### To be done
Without the pictures, set down every line of the data exactly.

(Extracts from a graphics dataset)
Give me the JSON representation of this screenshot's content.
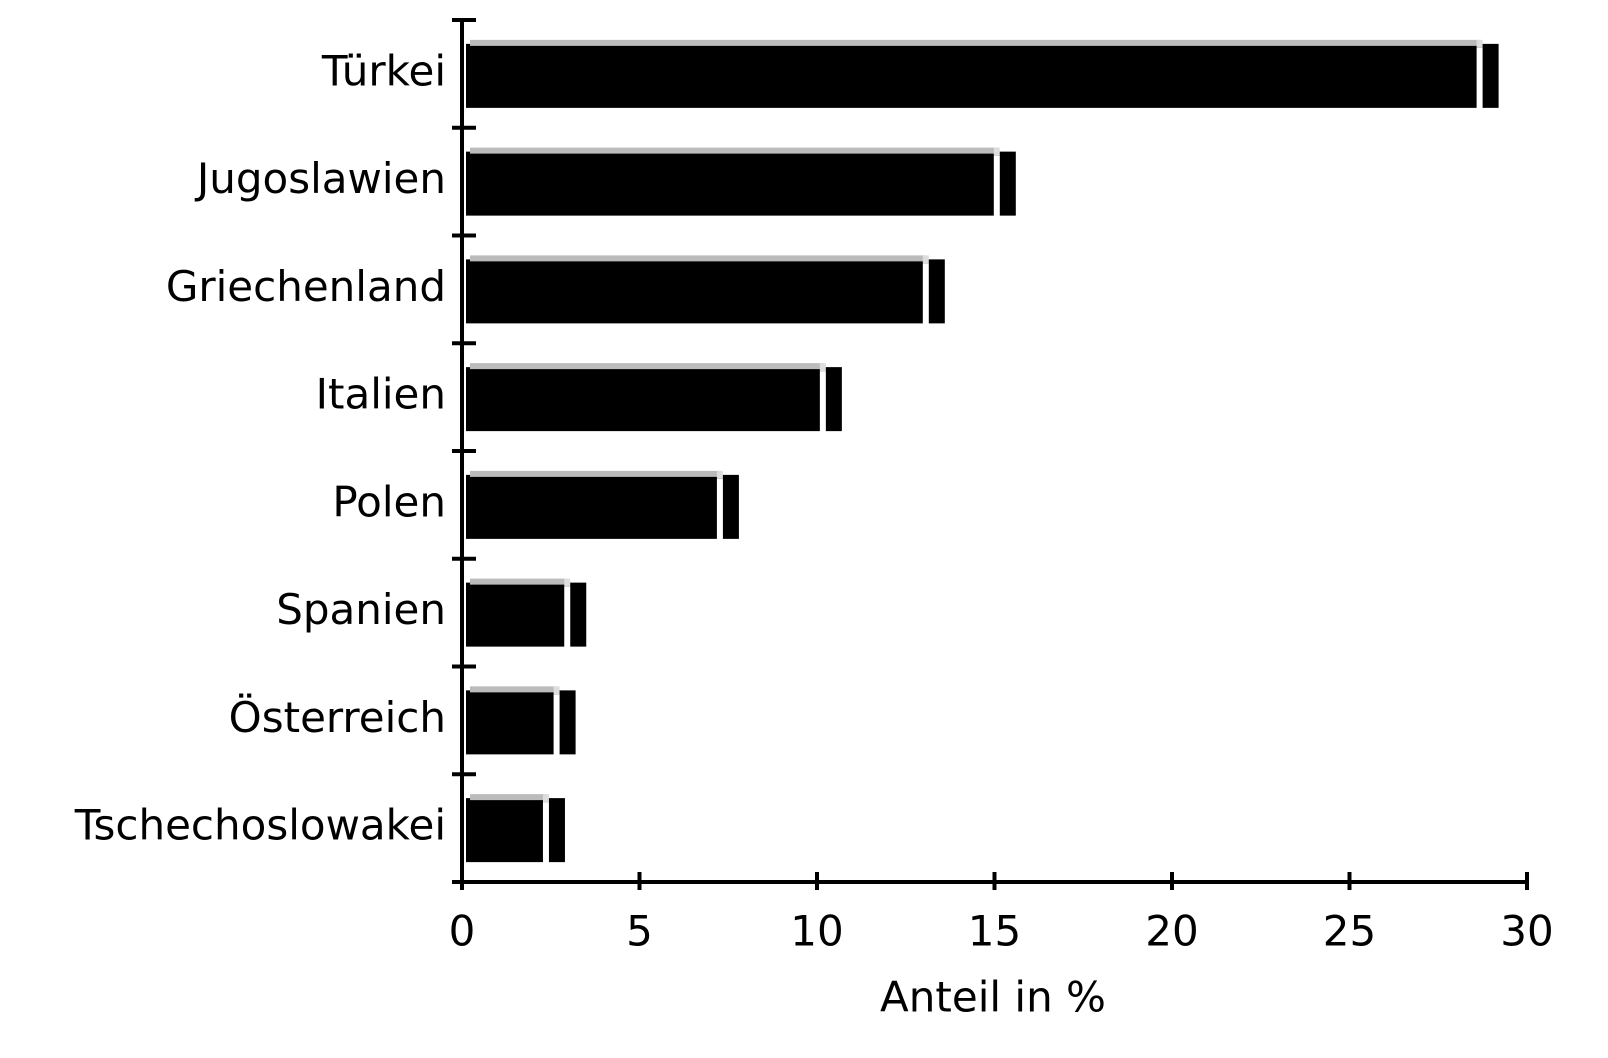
{
  "chart_data": {
    "type": "barh",
    "xlabel": "Anteil in %",
    "categories": [
      "Türkei",
      "Jugoslawien",
      "Griechenland",
      "Italien",
      "Polen",
      "Spanien",
      "Österreich",
      "Tschechoslowakei"
    ],
    "values": [
      29.2,
      15.6,
      13.6,
      10.7,
      7.8,
      3.5,
      3.2,
      2.9
    ],
    "color": "#000000",
    "xlim": [
      0,
      30
    ],
    "xticks": [
      0,
      5,
      10,
      15,
      20,
      25,
      30
    ],
    "grid": false
  }
}
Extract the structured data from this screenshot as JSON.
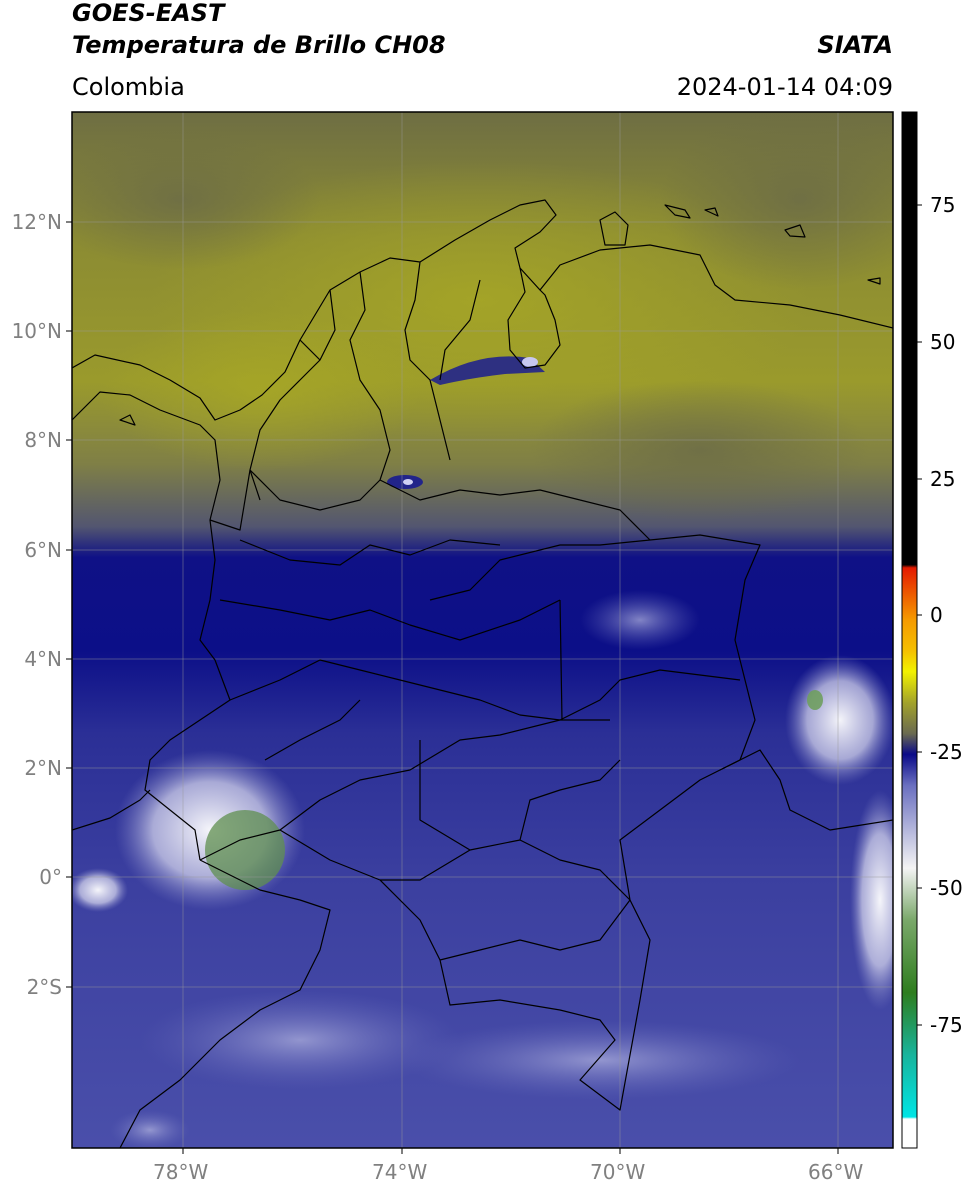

### Written response
Give me the JSON representation of this screenshot's content.
{
  "chart_data": {
    "type": "barh",
    "xlabel": "Anteil in %",
    "categories": [
      "Türkei",
      "Jugoslawien",
      "Griechenland",
      "Italien",
      "Polen",
      "Spanien",
      "Österreich",
      "Tschechoslowakei"
    ],
    "values": [
      29.2,
      15.6,
      13.6,
      10.7,
      7.8,
      3.5,
      3.2,
      2.9
    ],
    "color": "#000000",
    "xlim": [
      0,
      30
    ],
    "xticks": [
      0,
      5,
      10,
      15,
      20,
      25,
      30
    ],
    "grid": false
  }
}
Extract the structured data from this screenshot as JSON.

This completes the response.